> _Exercise_
Write each line out again exactly as written.

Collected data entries
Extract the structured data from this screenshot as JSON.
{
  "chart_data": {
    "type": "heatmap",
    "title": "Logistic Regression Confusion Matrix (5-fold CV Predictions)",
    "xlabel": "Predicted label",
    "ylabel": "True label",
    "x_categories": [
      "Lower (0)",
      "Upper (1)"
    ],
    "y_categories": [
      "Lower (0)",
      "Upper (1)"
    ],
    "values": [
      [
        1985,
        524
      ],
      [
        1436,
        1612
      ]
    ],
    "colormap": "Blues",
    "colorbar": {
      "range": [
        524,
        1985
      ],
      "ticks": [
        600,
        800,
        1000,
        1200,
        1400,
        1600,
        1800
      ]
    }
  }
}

> _Written solution_
Extract the structured data from this screenshot as JSON.
{
  "chart_data": {
    "type": "heatmap",
    "title": "Logistic Regression Confusion Matrix (5-fold CV Predictions)",
    "xlabel": "Predicted label",
    "ylabel": "True label",
    "x_categories": [
      "Lower (0)",
      "Upper (1)"
    ],
    "y_categories": [
      "Lower (0)",
      "Upper (1)"
    ],
    "values": [
      [
        1985,
        524
      ],
      [
        1436,
        1612
      ]
    ],
    "colormap": "Blues",
    "colorbar": {
      "range": [
        524,
        1985
      ],
      "ticks": [
        600,
        800,
        1000,
        1200,
        1400,
        1600,
        1800
      ]
    }
  }
}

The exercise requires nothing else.